DIRECTIVE: Quote each record exactly, please, leaving none out.

>> Begin DATA FOR THIS TASK

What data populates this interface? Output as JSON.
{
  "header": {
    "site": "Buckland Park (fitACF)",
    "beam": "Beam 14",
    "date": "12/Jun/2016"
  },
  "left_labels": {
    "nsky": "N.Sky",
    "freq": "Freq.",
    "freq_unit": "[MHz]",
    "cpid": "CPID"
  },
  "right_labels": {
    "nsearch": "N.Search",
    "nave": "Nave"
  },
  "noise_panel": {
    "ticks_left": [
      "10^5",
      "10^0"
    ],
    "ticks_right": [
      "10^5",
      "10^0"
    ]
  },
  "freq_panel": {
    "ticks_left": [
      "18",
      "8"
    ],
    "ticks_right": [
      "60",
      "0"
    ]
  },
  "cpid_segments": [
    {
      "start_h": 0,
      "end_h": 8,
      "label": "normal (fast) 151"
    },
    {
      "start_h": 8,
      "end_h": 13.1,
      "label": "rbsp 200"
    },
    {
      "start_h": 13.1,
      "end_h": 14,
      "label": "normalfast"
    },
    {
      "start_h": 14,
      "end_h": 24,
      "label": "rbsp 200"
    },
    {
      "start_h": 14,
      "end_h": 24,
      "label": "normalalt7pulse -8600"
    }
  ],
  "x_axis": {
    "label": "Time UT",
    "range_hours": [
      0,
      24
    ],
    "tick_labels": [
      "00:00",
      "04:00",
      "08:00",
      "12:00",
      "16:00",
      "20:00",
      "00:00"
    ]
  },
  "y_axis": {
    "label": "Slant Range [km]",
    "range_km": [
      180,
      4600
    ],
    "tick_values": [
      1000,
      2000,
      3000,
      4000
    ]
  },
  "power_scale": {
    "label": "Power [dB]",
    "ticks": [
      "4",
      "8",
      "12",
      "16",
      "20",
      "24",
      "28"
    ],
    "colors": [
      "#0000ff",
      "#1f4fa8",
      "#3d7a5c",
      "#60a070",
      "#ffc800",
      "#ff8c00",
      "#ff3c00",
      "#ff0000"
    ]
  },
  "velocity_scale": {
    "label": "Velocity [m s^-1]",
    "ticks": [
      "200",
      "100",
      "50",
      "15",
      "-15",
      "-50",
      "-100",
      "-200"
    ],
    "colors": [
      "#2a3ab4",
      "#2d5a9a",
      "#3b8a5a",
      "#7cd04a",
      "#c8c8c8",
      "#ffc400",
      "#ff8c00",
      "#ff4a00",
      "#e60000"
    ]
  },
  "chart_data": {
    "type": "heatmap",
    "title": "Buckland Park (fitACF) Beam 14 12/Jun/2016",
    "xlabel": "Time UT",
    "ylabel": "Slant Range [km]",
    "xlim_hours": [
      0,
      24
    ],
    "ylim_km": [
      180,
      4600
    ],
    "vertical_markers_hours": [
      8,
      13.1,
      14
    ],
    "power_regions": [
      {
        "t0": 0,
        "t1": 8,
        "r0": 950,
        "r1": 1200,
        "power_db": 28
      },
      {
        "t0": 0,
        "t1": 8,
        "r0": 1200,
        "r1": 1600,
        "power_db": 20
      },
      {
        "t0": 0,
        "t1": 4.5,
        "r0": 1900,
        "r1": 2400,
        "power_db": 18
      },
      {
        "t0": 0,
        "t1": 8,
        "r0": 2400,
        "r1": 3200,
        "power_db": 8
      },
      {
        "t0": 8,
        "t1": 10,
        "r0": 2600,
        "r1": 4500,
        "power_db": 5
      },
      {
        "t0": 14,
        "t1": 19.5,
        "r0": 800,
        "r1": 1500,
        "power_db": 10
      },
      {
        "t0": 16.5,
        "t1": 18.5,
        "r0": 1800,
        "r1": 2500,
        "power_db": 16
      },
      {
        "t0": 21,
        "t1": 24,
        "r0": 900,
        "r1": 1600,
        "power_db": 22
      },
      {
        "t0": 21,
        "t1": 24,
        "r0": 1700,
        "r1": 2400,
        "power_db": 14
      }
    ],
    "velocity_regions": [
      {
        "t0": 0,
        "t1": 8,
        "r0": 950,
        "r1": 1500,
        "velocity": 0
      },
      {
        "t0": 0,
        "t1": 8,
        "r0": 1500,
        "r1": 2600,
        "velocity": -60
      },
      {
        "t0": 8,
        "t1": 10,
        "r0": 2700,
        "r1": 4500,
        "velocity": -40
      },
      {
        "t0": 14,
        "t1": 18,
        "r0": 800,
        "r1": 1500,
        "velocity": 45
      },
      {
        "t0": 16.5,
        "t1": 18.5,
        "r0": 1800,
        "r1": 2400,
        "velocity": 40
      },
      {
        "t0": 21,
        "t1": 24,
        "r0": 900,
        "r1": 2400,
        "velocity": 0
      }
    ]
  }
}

>> End DATA FOR THIS TASK

RIGHT ANSWER:
What data populates this interface? Output as JSON.
{
  "header": {
    "site": "Buckland Park (fitACF)",
    "beam": "Beam 14",
    "date": "12/Jun/2016"
  },
  "left_labels": {
    "nsky": "N.Sky",
    "freq": "Freq.",
    "freq_unit": "[MHz]",
    "cpid": "CPID"
  },
  "right_labels": {
    "nsearch": "N.Search",
    "nave": "Nave"
  },
  "noise_panel": {
    "ticks_left": [
      "10^5",
      "10^0"
    ],
    "ticks_right": [
      "10^5",
      "10^0"
    ]
  },
  "freq_panel": {
    "ticks_left": [
      "18",
      "8"
    ],
    "ticks_right": [
      "60",
      "0"
    ]
  },
  "cpid_segments": [
    {
      "start_h": 0,
      "end_h": 8,
      "label": "normal (fast) 151"
    },
    {
      "start_h": 8,
      "end_h": 13.1,
      "label": "rbsp 200"
    },
    {
      "start_h": 13.1,
      "end_h": 14,
      "label": "normalfast"
    },
    {
      "start_h": 14,
      "end_h": 24,
      "label": "rbsp 200"
    },
    {
      "start_h": 14,
      "end_h": 24,
      "label": "normalalt7pulse -8600"
    }
  ],
  "x_axis": {
    "label": "Time UT",
    "range_hours": [
      0,
      24
    ],
    "tick_labels": [
      "00:00",
      "04:00",
      "08:00",
      "12:00",
      "16:00",
      "20:00",
      "00:00"
    ]
  },
  "y_axis": {
    "label": "Slant Range [km]",
    "range_km": [
      180,
      4600
    ],
    "tick_values": [
      1000,
      2000,
      3000,
      4000
    ]
  },
  "power_scale": {
    "label": "Power [dB]",
    "ticks": [
      "4",
      "8",
      "12",
      "16",
      "20",
      "24",
      "28"
    ],
    "colors": [
      "#0000ff",
      "#1f4fa8",
      "#3d7a5c",
      "#60a070",
      "#ffc800",
      "#ff8c00",
      "#ff3c00",
      "#ff0000"
    ]
  },
  "velocity_scale": {
    "label": "Velocity [m s^-1]",
    "ticks": [
      "200",
      "100",
      "50",
      "15",
      "-15",
      "-50",
      "-100",
      "-200"
    ],
    "colors": [
      "#2a3ab4",
      "#2d5a9a",
      "#3b8a5a",
      "#7cd04a",
      "#c8c8c8",
      "#ffc400",
      "#ff8c00",
      "#ff4a00",
      "#e60000"
    ]
  },
  "chart_data": {
    "type": "heatmap",
    "title": "Buckland Park (fitACF) Beam 14 12/Jun/2016",
    "xlabel": "Time UT",
    "ylabel": "Slant Range [km]",
    "xlim_hours": [
      0,
      24
    ],
    "ylim_km": [
      180,
      4600
    ],
    "vertical_markers_hours": [
      8,
      13.1,
      14
    ],
    "power_regions": [
      {
        "t0": 0,
        "t1": 8,
        "r0": 950,
        "r1": 1200,
        "power_db": 28
      },
      {
        "t0": 0,
        "t1": 8,
        "r0": 1200,
        "r1": 1600,
        "power_db": 20
      },
      {
        "t0": 0,
        "t1": 4.5,
        "r0": 1900,
        "r1": 2400,
        "power_db": 18
      },
      {
        "t0": 0,
        "t1": 8,
        "r0": 2400,
        "r1": 3200,
        "power_db": 8
      },
      {
        "t0": 8,
        "t1": 10,
        "r0": 2600,
        "r1": 4500,
        "power_db": 5
      },
      {
        "t0": 14,
        "t1": 19.5,
        "r0": 800,
        "r1": 1500,
        "power_db": 10
      },
      {
        "t0": 16.5,
        "t1": 18.5,
        "r0": 1800,
        "r1": 2500,
        "power_db": 16
      },
      {
        "t0": 21,
        "t1": 24,
        "r0": 900,
        "r1": 1600,
        "power_db": 22
      },
      {
        "t0": 21,
        "t1": 24,
        "r0": 1700,
        "r1": 2400,
        "power_db": 14
      }
    ],
    "velocity_regions": [
      {
        "t0": 0,
        "t1": 8,
        "r0": 950,
        "r1": 1500,
        "velocity": 0
      },
      {
        "t0": 0,
        "t1": 8,
        "r0": 1500,
        "r1": 2600,
        "velocity": -60
      },
      {
        "t0": 8,
        "t1": 10,
        "r0": 2700,
        "r1": 4500,
        "velocity": -40
      },
      {
        "t0": 14,
        "t1": 18,
        "r0": 800,
        "r1": 1500,
        "velocity": 45
      },
      {
        "t0": 16.5,
        "t1": 18.5,
        "r0": 1800,
        "r1": 2400,
        "velocity": 40
      },
      {
        "t0": 21,
        "t1": 24,
        "r0": 900,
        "r1": 2400,
        "velocity": 0
      }
    ]
  }
}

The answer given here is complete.